Goal:
Filter the records for lines holding the string "firm".

─── Records for processing

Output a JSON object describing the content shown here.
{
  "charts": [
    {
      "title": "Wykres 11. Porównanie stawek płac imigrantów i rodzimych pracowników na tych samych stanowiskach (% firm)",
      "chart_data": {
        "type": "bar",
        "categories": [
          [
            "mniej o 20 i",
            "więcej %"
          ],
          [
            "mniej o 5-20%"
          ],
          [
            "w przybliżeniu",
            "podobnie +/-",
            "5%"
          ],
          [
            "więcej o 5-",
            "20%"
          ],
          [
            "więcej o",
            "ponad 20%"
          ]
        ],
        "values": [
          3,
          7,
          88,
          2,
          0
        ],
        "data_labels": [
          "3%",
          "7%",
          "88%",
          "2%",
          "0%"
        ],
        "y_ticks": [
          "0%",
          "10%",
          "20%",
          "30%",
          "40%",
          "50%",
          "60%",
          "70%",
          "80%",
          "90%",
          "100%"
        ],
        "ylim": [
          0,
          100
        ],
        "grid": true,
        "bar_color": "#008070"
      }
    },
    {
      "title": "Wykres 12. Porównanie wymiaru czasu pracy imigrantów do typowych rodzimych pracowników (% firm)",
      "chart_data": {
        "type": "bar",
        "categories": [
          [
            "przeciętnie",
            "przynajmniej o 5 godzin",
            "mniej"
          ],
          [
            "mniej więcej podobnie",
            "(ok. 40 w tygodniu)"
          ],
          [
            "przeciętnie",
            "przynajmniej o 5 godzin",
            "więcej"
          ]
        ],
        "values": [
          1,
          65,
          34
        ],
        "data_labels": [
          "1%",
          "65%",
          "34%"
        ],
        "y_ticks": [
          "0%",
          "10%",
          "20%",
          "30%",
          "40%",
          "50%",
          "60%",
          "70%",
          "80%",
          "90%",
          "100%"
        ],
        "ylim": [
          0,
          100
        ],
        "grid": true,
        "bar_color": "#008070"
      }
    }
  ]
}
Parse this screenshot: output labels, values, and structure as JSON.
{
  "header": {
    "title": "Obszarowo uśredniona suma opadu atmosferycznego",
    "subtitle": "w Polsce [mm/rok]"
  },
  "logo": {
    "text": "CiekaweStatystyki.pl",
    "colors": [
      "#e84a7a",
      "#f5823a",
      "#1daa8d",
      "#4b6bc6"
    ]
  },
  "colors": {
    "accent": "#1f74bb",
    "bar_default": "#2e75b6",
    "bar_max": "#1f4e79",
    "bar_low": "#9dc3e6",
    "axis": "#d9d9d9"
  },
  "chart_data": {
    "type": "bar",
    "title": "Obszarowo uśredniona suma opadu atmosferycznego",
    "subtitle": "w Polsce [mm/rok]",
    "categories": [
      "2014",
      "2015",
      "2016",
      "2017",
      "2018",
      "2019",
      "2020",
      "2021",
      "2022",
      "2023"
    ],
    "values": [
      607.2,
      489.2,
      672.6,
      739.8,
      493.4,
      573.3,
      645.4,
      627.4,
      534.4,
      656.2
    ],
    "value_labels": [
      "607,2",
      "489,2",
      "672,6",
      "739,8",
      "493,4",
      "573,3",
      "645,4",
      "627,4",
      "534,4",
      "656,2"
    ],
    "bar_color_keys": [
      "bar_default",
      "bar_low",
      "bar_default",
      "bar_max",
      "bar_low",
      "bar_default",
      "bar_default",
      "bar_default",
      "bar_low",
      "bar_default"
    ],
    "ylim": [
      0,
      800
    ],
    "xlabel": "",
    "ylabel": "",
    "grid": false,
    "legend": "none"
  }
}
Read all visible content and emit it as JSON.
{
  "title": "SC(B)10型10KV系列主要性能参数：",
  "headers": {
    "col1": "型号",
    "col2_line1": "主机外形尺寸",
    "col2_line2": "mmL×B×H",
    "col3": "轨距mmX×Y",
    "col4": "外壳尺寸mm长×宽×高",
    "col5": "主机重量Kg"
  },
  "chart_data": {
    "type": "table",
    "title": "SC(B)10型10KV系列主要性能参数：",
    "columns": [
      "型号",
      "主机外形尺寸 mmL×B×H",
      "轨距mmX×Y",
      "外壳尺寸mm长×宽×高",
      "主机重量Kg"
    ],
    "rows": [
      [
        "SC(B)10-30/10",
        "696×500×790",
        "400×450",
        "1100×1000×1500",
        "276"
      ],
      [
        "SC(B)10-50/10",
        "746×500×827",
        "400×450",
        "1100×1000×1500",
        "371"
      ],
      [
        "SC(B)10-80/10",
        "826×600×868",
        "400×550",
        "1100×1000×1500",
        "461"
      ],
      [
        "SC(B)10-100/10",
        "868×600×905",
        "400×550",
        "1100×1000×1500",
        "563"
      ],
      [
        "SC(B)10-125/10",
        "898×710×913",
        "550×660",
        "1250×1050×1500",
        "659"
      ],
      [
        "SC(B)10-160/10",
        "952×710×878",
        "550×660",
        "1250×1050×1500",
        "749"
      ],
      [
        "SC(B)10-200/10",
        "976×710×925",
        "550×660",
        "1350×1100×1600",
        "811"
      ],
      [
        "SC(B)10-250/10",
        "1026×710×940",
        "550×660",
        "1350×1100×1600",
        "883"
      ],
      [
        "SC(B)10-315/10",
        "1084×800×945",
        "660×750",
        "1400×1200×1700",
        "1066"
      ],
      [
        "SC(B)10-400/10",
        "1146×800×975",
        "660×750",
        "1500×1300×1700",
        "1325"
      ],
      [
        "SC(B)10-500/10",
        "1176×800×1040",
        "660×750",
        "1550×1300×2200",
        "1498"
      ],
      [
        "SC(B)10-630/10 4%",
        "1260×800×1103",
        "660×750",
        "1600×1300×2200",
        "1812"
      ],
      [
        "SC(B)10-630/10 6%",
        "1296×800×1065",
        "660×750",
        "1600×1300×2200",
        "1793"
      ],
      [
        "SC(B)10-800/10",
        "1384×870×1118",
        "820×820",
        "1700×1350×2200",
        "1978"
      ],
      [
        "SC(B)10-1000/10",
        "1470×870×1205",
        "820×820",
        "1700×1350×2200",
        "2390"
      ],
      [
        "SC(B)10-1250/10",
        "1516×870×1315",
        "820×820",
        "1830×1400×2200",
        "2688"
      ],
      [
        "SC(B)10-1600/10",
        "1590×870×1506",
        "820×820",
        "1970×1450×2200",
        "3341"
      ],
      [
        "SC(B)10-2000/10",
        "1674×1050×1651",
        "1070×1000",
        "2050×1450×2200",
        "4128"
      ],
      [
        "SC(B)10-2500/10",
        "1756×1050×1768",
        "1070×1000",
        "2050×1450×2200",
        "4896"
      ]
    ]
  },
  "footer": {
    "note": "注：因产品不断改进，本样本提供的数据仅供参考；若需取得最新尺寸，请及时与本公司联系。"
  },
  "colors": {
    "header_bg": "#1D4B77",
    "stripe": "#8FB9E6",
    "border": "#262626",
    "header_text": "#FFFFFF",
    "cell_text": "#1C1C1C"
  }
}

──────

Solution:
      "title": "Wykres 11. Porównanie stawek płac imigrantów i rodzimych pracowników na tych samych stanowiskach (% firm)",
      "title": "Wykres 12. Porównanie wymiaru czasu pracy imigrantów do typowych rodzimych pracowników (% firm)",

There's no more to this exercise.